- **TEKST**
>>

  3. Het is jouw taak om te waken over de naleving van de milieuwetgeving en te rapporteren over de tekortkomingen aan de bedrijfsleiding. Laat aan de exploitant zien dat je de wetgeving opvolgt. Geef aan wanneer er veranderingen (op komst) zijn en of ze relevant zijn voor de onderneming. Documenteer je adviezen. Zet zoveel mogelijk op papier. Als er later problemen zijn of discussie is, moet je hierop kunnen terugvallen. Als je de exploitant juist adviseert dan heb je je taak volbracht. Het is aan de exploitant om met jouw adviezen aan de slag te gaan.
  4. Als milieucoördinator doe je (zelf) 4 milieurondgangen per jaar; dit kan algemeen zijn of thematisch, gericht op specifieke thema’s (vb. gevaarlijke stoffen). Hierbij ga je op regelmatige tijdstippen controle uitoefenen op de werkplaatsen, de zuiveringstechnische werken en de afvalstromen. Rapporteer hierover en noteer je bevindingen en adviezen. Opnieuw is aantoonbaarheid belangrijk: neem foto’s van situaties die niet conform zijn. Waarom hang je je karretje niet aan de CPBW-rondgangen? Dit is een gelegenheid om met een aantal collega’s mee de waarnemingen op het terrein te concretiseren. Hebben jullie een managementsysteem? Speel een rol in de interne audits. Tip: maak aan het begin van het jaar een planning en hou de scope bij als je thematische rondgangen uitvoert. 
  5. Wijs de exploitant in het kader van je taak ‘Waken over of instaan voor de uitvoering van voorgeschreven emissie – en immissiemetingen en registratie van resultaten’ op de formele zelfcontroleverplichtingen. Vergeet hierbij ook niet de sectorale en bijzondere milieuvoorwaarden.
  6. Zorg voor een goede documentatiestructuur die toelaat alle info vlot terug te vinden. Dit is ook van belang bij inspectie. Documenten moet je trouwens zeker 5 jaar bijhouden!
  7. Via het IMJV waak je over het bijhouden van het afvalstoffenregister en de naleving van de meldingsplicht. Dit is een verplichting na uitnodiging en een zeer concrete taak. Betrek hierbij de IHM. Het IMJV is vaak vooringevuld, maar niet altijd correct. Als milieucoördinator moet je dit goed controleren, vermits je dit document ook mee ondertekent in je hoedanigheid van milieucoördinator. Het kan nuttig zijn om zelf een maandelijks overzicht bij te Deze geïnvesteerde tijd win je zeker terug.

<<

- **UITTREKSEL LIJST**
>>

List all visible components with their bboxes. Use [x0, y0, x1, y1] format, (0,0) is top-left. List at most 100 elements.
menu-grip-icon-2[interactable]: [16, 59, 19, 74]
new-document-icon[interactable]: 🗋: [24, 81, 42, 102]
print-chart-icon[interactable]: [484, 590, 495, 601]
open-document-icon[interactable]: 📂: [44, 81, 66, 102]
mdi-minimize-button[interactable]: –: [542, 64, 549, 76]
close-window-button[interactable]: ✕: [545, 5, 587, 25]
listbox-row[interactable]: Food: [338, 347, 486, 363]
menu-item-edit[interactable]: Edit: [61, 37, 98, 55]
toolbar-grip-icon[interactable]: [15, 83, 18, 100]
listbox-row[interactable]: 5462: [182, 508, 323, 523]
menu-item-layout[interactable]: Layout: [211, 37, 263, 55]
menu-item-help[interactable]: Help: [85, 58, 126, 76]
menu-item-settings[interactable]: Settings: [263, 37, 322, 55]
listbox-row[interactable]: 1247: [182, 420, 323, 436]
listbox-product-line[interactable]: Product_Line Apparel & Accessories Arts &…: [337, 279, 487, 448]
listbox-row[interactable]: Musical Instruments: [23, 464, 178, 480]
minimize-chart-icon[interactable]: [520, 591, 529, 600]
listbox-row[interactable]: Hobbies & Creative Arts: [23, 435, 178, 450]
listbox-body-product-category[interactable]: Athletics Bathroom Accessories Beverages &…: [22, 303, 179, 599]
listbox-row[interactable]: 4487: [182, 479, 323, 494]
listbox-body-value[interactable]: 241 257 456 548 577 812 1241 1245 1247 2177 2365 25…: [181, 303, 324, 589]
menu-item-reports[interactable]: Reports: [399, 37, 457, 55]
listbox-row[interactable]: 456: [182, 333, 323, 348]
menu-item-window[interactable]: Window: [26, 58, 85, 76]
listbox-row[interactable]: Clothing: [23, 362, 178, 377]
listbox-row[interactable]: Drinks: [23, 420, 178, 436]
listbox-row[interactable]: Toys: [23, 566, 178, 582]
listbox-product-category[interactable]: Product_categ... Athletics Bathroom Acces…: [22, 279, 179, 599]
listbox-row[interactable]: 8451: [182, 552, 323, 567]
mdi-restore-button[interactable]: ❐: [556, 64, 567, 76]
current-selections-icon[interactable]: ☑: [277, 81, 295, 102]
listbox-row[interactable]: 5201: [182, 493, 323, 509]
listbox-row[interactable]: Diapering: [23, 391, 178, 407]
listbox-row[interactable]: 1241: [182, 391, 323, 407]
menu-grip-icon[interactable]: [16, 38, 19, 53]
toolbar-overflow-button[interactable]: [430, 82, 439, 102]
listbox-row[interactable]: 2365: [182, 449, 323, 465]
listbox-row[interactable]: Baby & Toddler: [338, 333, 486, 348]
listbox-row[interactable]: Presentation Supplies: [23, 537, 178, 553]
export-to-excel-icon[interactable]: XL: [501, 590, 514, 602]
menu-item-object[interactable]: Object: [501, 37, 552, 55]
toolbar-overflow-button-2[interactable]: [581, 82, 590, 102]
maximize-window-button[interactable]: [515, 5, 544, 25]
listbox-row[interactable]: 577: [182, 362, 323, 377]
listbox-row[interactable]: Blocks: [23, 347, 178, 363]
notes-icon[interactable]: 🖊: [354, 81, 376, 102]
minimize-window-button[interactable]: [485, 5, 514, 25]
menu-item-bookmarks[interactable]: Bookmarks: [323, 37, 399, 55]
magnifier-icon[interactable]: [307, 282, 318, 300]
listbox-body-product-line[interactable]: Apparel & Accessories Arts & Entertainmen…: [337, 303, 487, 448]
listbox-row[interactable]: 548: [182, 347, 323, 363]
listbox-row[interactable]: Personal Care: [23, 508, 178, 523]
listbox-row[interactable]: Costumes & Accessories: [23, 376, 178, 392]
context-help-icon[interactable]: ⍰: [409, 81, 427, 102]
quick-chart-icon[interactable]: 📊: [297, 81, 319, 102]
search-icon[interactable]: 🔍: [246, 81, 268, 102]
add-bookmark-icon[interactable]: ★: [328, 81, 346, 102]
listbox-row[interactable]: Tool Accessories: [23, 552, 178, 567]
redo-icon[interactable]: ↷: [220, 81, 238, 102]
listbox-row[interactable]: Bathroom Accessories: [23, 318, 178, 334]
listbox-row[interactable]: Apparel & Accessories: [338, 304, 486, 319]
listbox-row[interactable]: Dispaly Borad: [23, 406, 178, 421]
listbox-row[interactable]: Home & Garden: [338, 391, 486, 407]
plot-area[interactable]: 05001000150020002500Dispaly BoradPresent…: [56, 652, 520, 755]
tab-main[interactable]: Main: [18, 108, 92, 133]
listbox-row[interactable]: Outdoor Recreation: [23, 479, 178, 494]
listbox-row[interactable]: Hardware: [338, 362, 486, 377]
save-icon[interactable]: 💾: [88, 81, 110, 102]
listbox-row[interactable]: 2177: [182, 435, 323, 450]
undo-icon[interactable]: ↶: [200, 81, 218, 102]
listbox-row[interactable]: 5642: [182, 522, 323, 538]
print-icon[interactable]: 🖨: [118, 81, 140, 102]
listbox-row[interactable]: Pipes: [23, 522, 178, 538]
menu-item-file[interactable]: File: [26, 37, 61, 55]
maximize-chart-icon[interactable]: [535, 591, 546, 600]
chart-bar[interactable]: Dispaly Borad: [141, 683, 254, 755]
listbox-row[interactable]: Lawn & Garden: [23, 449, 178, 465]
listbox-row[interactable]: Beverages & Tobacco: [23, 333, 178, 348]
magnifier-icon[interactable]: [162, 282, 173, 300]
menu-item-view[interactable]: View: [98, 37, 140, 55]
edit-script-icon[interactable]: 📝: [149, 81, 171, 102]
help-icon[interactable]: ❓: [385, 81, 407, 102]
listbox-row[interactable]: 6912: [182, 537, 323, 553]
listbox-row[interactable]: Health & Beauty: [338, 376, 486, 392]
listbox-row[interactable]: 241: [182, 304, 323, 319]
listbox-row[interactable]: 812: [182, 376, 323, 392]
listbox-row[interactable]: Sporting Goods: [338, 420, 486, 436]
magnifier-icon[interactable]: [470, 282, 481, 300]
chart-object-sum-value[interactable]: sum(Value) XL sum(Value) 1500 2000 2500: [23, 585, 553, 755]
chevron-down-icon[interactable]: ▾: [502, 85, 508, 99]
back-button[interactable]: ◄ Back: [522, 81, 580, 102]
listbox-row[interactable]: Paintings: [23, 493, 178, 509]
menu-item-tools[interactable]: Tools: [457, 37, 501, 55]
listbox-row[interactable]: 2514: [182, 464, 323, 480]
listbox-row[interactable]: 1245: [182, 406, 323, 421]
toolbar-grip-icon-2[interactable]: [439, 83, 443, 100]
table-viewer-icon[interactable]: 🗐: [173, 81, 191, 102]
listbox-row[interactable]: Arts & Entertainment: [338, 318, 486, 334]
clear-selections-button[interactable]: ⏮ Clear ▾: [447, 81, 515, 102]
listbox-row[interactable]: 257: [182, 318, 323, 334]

<<

- **OPDRACHT 1**
Hoe lang moet je volgens de tekst documenten zeker bijhouden?
- **OPDRACHT 2**
Neem in de tekst de passage van "7. Via het IMJV" tot en met "je zeker terug." opnieuw over, maar verander "IMJV" in "milieujaarverslag".

- **UITWERKING 1**
Zeker 5 jaar.

- **UITWERKING 2**
7. Via het milieujaarverslag waak je over het bijhouden van het afvalstoffenregister en de naleving van de meldingsplicht. Dit is een verplichting na uitnodiging en een zeer concrete taak. Betrek hierbij de IHM. Het milieujaarverslag is vaak vooringevuld, maar niet altijd correct. Als milieucoördinator moet je dit goed controleren, vermits je dit document ook mee ondertekent in je hoedanigheid van milieucoördinator. Het kan nuttig zijn om zelf een maandelijks overzicht bij te Deze geïnvesteerde tijd win je zeker terug.